To be done: Find the lines containing the word "subtitle" and copy every one of them.

Input material:
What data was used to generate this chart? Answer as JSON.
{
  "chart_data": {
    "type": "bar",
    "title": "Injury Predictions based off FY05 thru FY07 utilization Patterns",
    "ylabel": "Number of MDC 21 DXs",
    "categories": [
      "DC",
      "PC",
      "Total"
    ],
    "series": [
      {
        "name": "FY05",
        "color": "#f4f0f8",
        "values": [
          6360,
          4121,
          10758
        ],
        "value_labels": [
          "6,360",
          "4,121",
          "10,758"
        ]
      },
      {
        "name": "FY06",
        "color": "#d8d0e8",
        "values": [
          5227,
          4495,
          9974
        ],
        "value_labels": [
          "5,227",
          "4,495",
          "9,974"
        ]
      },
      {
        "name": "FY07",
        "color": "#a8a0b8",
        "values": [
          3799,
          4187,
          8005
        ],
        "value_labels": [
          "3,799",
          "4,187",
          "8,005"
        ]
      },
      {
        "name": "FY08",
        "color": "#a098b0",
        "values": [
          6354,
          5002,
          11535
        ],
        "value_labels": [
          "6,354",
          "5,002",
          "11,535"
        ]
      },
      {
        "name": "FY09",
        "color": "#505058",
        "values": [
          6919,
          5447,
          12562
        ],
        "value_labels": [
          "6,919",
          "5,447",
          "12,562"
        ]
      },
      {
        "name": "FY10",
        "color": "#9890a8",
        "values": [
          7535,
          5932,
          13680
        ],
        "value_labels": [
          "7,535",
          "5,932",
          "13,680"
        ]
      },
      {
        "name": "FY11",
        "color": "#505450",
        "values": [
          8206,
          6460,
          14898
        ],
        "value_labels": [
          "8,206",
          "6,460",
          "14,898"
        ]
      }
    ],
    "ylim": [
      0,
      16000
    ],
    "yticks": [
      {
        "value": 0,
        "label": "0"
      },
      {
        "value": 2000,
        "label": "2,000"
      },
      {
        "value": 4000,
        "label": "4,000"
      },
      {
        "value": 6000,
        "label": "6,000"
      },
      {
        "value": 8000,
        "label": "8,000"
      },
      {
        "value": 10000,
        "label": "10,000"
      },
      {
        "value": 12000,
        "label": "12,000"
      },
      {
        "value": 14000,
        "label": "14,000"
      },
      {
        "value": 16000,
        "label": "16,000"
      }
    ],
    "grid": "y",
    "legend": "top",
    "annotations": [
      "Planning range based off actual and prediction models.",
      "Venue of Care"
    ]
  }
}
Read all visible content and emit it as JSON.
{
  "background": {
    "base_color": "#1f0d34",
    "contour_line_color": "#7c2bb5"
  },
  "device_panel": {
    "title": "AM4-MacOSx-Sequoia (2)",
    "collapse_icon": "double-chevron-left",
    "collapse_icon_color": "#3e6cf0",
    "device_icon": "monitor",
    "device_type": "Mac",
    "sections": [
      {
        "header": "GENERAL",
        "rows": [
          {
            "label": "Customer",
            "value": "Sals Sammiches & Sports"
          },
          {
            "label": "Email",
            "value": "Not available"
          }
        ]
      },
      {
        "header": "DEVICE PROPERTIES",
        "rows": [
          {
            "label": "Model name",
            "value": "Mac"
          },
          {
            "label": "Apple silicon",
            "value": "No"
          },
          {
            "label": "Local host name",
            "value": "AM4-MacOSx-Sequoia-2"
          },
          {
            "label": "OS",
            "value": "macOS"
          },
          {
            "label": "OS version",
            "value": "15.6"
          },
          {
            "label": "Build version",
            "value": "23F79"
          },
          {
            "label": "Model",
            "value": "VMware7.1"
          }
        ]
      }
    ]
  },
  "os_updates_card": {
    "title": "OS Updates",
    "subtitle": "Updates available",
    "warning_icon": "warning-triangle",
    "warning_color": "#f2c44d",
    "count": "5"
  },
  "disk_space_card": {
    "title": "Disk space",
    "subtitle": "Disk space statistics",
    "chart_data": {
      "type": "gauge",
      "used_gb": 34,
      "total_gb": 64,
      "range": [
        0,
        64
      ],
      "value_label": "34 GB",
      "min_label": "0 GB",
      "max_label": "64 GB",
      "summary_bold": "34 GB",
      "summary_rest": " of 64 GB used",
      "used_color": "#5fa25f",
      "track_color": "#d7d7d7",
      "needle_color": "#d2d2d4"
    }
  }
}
--
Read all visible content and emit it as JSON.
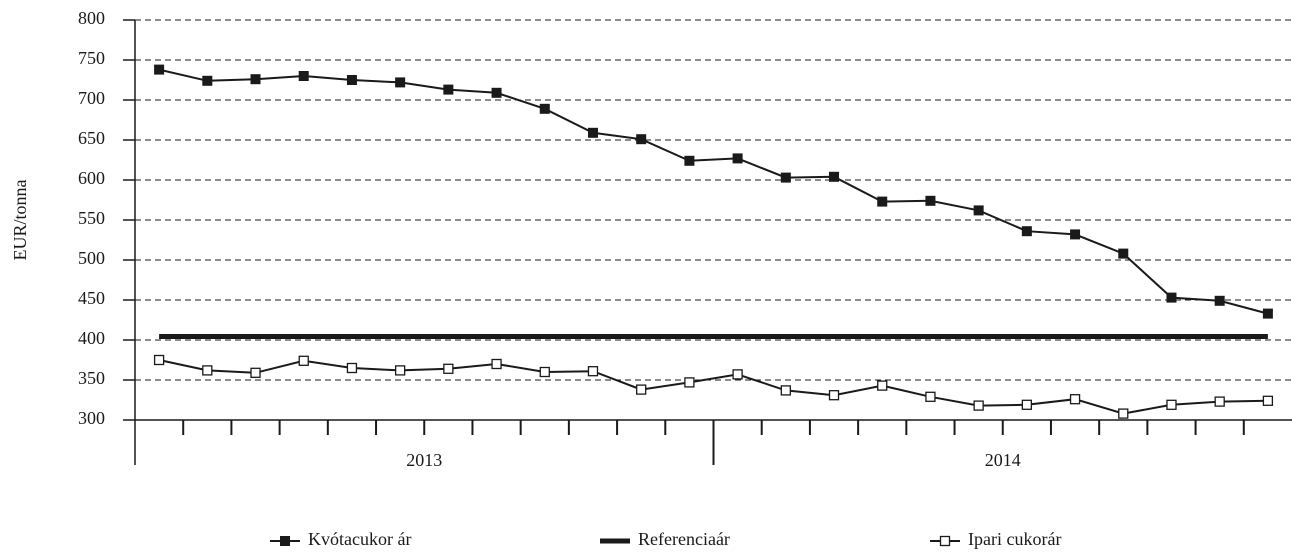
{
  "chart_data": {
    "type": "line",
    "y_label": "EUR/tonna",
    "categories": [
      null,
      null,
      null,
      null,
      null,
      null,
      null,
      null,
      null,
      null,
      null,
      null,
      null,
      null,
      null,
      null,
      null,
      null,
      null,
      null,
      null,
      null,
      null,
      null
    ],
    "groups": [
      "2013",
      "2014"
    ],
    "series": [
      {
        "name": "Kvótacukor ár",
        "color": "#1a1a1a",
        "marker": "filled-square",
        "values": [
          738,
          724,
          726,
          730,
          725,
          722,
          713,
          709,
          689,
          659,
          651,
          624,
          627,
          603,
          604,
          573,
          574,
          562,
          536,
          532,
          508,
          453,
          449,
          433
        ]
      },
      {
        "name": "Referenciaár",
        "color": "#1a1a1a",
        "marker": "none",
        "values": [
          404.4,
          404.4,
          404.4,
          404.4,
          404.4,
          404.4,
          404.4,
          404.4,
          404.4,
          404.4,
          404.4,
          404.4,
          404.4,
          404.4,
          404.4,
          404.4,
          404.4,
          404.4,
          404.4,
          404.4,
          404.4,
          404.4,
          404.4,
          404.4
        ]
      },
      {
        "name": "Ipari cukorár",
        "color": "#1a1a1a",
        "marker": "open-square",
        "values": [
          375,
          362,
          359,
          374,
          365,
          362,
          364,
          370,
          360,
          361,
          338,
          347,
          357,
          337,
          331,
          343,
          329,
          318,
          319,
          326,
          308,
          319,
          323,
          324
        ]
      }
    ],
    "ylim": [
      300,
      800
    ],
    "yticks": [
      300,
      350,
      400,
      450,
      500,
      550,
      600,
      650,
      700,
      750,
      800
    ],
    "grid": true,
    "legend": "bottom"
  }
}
* * *
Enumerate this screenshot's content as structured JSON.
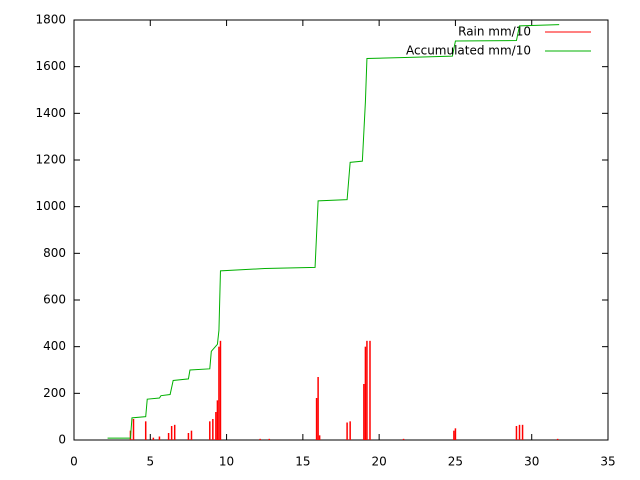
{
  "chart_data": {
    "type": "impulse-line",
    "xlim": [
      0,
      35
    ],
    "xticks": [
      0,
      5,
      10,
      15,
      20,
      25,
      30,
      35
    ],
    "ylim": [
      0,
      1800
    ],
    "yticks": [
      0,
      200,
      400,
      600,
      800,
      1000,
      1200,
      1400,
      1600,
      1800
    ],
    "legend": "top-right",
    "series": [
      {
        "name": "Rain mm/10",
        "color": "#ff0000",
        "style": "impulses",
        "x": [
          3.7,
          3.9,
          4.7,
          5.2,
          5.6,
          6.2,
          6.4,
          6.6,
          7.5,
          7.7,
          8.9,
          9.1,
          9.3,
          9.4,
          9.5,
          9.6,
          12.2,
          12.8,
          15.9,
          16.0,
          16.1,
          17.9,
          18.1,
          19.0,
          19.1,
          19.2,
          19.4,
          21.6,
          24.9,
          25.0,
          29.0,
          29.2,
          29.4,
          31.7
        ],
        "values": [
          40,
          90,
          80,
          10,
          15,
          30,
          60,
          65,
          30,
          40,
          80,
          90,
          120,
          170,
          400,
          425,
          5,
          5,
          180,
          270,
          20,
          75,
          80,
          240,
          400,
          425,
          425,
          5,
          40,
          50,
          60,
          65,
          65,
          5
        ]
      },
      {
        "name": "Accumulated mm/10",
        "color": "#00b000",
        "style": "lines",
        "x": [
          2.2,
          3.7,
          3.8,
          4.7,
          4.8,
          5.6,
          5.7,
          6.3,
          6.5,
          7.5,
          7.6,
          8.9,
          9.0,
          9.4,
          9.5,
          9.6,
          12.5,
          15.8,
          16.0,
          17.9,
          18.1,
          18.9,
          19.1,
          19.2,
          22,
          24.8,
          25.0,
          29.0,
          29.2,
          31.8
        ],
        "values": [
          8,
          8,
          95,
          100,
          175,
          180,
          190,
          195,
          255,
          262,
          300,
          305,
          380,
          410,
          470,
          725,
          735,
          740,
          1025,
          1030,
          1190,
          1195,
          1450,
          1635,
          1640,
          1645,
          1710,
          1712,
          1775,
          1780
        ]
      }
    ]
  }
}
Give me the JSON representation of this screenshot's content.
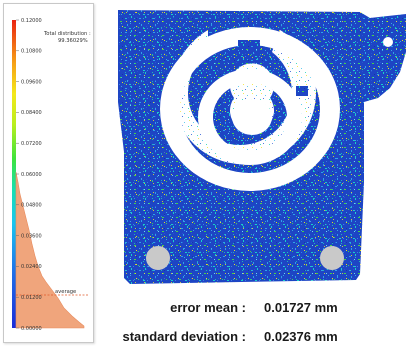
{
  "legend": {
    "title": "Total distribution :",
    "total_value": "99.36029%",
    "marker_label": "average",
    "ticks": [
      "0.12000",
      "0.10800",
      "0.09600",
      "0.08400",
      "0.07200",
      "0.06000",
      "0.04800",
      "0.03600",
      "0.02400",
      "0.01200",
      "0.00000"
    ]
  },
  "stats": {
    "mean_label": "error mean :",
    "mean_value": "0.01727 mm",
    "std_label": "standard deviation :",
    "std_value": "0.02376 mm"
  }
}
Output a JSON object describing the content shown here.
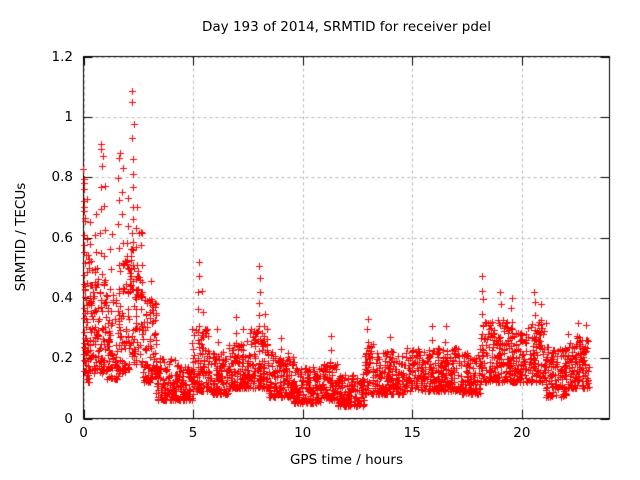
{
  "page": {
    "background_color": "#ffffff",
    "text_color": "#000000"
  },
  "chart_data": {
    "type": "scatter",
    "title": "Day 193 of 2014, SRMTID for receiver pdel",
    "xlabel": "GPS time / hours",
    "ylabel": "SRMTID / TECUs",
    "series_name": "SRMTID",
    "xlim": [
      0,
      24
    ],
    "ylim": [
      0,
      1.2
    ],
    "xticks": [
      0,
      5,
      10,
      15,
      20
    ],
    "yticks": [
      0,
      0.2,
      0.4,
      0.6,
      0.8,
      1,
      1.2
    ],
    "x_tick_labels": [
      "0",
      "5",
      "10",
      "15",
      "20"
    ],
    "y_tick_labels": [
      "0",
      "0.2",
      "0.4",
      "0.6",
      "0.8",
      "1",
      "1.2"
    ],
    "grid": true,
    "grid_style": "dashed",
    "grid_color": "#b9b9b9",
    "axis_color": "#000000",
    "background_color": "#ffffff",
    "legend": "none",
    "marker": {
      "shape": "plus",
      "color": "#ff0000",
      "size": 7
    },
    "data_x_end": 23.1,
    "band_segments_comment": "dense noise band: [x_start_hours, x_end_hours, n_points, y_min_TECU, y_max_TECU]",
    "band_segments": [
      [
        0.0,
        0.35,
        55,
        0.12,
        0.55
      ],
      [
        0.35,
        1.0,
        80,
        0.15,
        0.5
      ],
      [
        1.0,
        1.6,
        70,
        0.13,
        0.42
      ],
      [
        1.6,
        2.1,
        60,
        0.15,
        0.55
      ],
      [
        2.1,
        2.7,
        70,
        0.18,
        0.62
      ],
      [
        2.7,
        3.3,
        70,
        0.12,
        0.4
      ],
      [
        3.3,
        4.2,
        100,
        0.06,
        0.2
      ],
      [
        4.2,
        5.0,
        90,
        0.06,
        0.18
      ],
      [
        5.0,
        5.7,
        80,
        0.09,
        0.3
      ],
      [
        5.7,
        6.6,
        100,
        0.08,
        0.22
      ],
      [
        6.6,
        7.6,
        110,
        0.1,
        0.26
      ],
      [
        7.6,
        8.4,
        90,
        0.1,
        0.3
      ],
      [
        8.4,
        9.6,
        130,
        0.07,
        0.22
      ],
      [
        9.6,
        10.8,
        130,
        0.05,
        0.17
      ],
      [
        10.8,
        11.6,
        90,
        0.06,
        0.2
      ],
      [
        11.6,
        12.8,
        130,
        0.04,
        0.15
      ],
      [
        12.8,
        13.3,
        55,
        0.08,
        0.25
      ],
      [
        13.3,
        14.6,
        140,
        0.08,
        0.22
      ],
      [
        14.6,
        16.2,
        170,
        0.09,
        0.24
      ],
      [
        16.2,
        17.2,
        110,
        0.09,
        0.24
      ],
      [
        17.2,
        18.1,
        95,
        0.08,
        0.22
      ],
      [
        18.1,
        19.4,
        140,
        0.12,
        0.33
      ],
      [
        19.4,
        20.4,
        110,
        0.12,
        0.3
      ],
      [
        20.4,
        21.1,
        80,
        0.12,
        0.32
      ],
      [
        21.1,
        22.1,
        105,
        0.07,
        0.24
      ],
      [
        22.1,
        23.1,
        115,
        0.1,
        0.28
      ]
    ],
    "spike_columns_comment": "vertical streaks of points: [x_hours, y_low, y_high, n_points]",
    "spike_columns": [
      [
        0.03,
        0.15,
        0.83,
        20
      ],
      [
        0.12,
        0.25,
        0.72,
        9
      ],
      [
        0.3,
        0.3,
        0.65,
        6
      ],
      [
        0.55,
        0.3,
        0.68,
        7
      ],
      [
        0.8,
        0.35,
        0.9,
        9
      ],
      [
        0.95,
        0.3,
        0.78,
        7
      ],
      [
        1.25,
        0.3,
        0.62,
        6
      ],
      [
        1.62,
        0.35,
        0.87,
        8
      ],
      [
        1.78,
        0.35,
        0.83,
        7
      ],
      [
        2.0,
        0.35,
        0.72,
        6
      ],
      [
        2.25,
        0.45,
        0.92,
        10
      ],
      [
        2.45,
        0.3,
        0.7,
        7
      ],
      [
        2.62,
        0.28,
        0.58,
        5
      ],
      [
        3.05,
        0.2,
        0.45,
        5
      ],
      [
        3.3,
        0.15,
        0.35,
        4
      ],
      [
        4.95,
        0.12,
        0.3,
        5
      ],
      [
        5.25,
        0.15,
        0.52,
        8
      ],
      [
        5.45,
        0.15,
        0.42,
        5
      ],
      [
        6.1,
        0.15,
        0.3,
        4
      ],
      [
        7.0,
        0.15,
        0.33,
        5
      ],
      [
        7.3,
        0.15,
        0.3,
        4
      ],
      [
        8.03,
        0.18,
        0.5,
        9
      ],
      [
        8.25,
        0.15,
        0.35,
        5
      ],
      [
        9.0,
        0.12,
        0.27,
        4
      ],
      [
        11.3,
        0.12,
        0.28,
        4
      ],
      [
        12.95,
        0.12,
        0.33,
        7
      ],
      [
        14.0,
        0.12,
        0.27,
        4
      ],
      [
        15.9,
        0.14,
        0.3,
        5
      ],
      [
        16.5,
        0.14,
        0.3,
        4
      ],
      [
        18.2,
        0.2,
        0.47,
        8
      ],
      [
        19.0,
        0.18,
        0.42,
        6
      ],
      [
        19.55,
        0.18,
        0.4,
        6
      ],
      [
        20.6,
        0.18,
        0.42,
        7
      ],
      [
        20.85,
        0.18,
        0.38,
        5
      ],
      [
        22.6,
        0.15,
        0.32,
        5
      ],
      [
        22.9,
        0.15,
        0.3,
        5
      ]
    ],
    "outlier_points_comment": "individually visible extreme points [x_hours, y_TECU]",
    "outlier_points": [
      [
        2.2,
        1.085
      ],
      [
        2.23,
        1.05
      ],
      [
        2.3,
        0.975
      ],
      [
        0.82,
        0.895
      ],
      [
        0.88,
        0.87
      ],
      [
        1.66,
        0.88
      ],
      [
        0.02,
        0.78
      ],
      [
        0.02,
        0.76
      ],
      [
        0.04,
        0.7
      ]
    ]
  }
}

Response to the task:
    "subtitle": "Updates available",
    "subtitle": "Disk space statistics",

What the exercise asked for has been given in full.